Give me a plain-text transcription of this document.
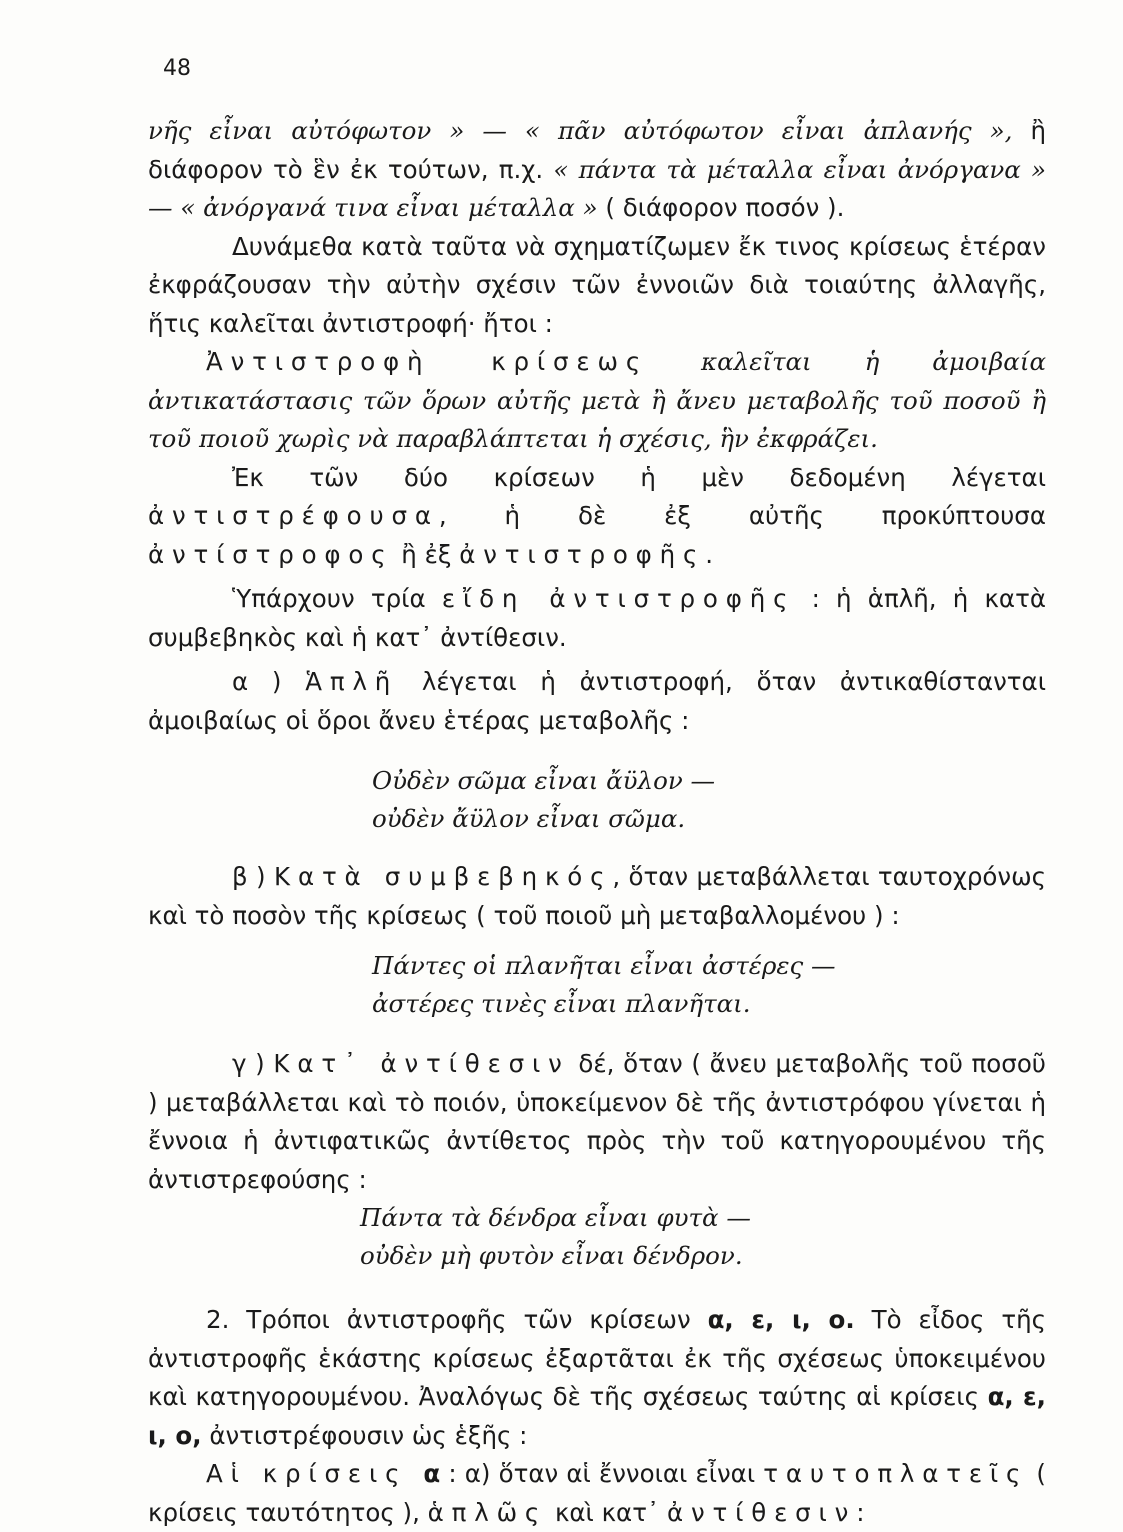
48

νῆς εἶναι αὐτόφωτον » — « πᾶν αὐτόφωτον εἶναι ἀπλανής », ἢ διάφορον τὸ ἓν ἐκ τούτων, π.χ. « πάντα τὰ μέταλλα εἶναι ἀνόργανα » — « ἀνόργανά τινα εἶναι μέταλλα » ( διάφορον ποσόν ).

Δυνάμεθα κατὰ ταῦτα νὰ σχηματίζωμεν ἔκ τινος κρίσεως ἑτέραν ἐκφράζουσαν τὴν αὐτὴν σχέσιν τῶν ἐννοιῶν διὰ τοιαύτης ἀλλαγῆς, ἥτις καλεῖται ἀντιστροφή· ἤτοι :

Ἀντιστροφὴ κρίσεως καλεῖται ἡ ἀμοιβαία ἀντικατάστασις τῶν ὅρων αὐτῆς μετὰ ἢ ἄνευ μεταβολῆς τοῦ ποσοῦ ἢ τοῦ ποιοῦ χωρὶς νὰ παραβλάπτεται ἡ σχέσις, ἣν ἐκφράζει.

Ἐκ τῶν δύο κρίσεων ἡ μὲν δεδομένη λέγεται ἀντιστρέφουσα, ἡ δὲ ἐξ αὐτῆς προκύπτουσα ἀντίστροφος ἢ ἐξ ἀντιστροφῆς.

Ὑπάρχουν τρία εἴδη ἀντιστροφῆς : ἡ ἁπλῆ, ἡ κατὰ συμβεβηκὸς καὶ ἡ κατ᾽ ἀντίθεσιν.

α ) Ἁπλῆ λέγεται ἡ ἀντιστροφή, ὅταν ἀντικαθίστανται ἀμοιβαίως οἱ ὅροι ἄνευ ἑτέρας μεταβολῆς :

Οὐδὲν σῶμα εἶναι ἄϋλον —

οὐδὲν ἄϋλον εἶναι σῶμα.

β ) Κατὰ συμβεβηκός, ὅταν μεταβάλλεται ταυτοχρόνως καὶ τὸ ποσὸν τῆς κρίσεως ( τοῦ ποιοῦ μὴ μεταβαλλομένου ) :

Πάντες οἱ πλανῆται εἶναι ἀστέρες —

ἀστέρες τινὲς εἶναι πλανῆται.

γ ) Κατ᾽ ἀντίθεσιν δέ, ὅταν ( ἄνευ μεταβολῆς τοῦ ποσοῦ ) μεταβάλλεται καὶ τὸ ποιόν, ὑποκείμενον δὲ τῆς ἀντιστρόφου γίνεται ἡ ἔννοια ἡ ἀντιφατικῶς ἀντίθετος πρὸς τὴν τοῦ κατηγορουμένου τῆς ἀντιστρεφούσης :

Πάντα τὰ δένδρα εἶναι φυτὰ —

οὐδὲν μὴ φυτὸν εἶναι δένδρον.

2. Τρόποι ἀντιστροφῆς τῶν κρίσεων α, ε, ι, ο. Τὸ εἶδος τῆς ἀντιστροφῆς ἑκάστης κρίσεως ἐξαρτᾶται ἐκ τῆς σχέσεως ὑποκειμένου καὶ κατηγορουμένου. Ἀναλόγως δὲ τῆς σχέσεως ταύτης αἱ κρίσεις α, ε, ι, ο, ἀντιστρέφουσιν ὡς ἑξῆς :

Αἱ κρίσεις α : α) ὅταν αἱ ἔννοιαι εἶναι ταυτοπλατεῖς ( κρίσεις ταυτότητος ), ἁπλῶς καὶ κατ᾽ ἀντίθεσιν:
|---|
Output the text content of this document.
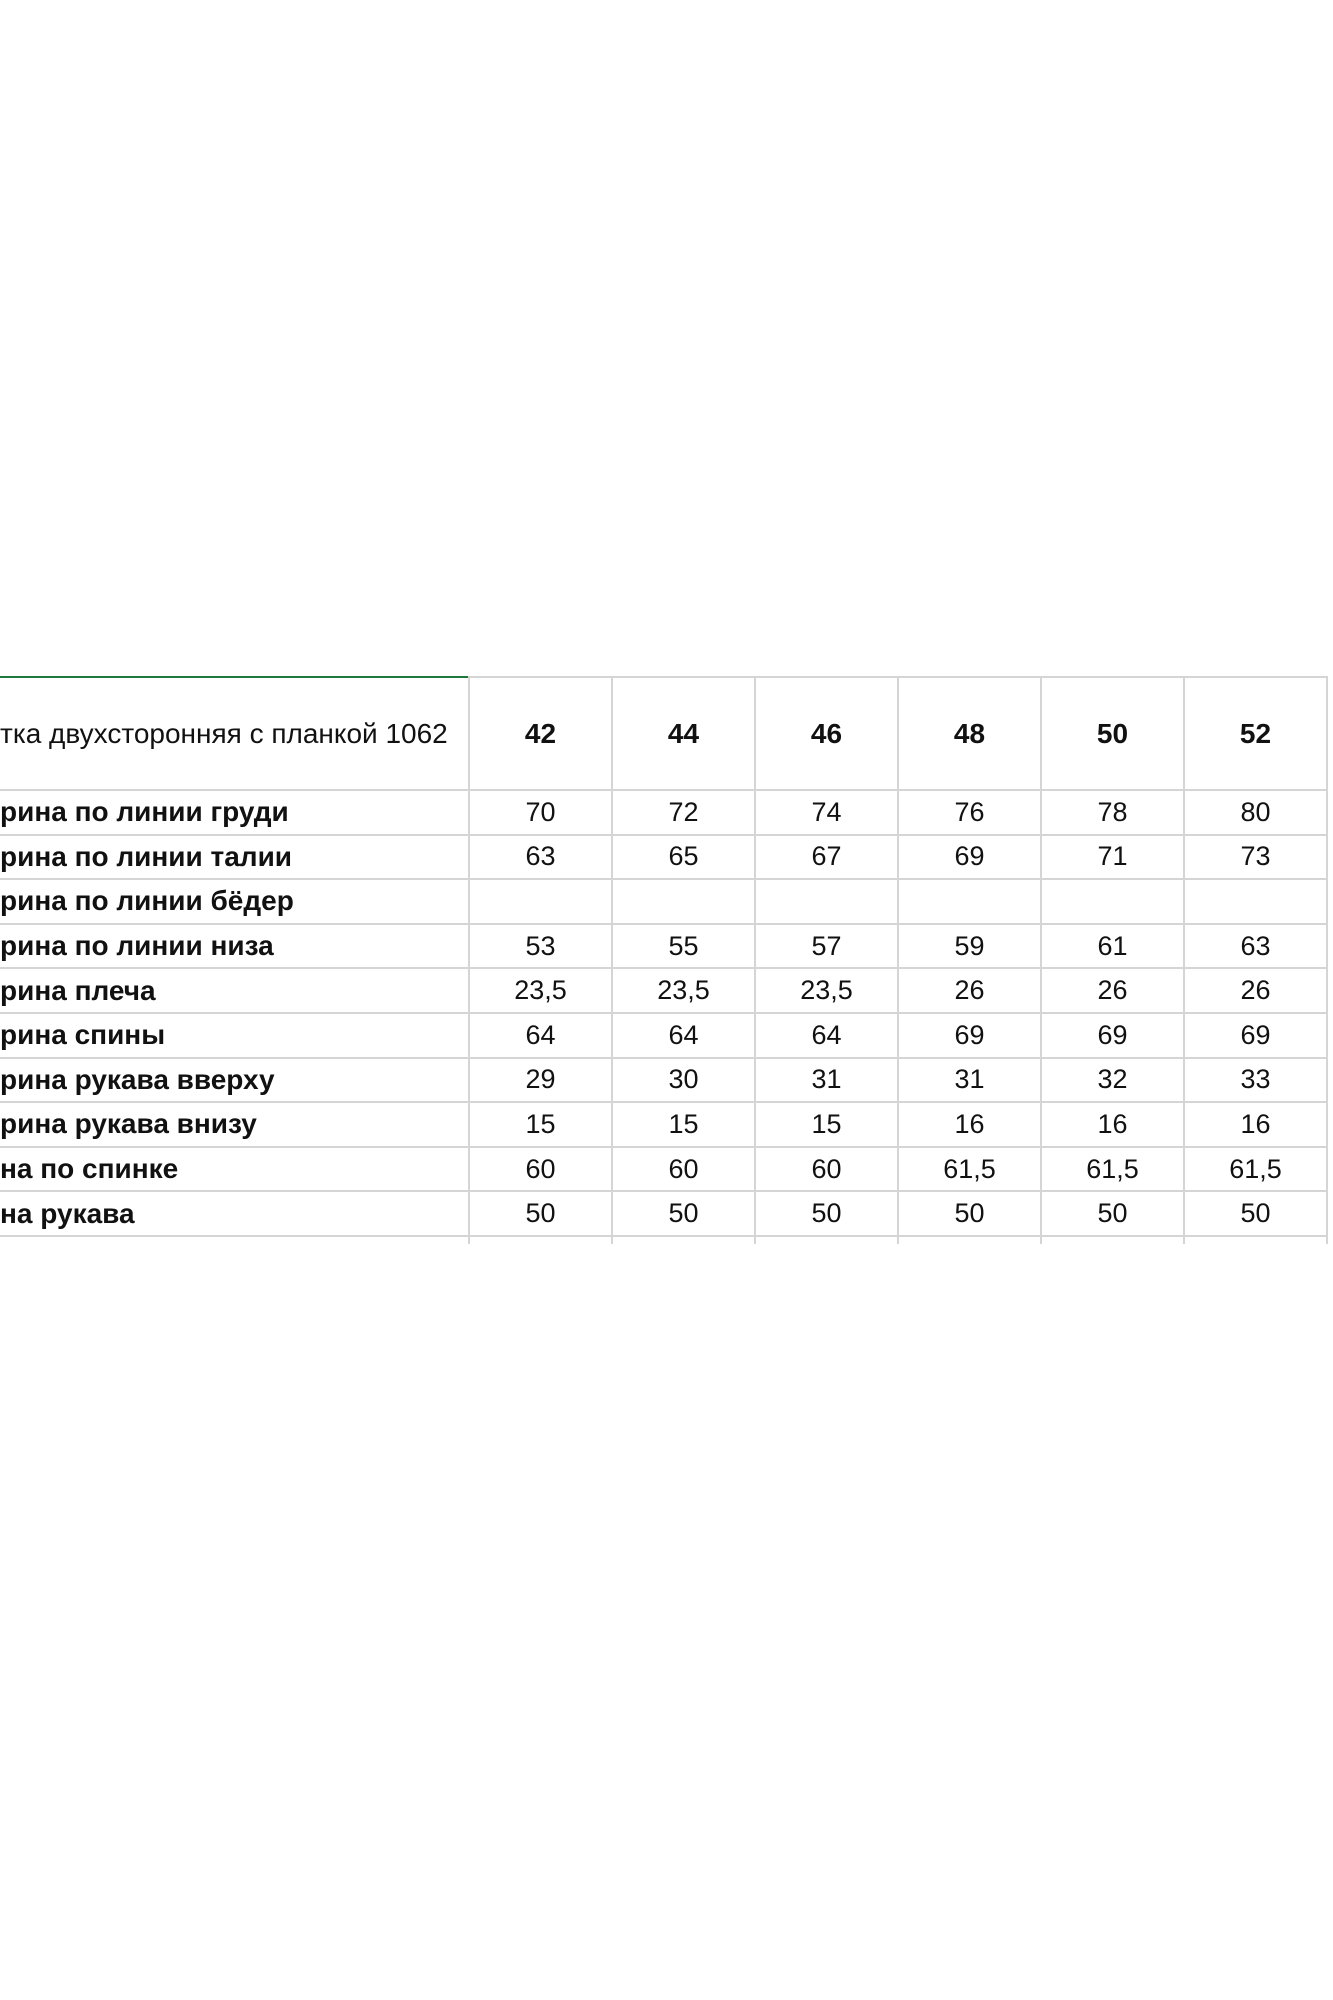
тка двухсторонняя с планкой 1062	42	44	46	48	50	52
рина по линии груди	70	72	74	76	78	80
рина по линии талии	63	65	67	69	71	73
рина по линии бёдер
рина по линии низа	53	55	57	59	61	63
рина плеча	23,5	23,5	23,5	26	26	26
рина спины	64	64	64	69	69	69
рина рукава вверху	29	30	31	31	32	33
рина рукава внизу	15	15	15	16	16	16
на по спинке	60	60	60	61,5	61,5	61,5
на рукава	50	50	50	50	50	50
|---|
*Your task:*
Copy out every line of the data that includes the word "πλανῆται".

*Task output:*
Πάντες οἱ πλανῆται εἶναι ἀστέρες —
ἀστέρες τινὲς εἶναι πλανῆται.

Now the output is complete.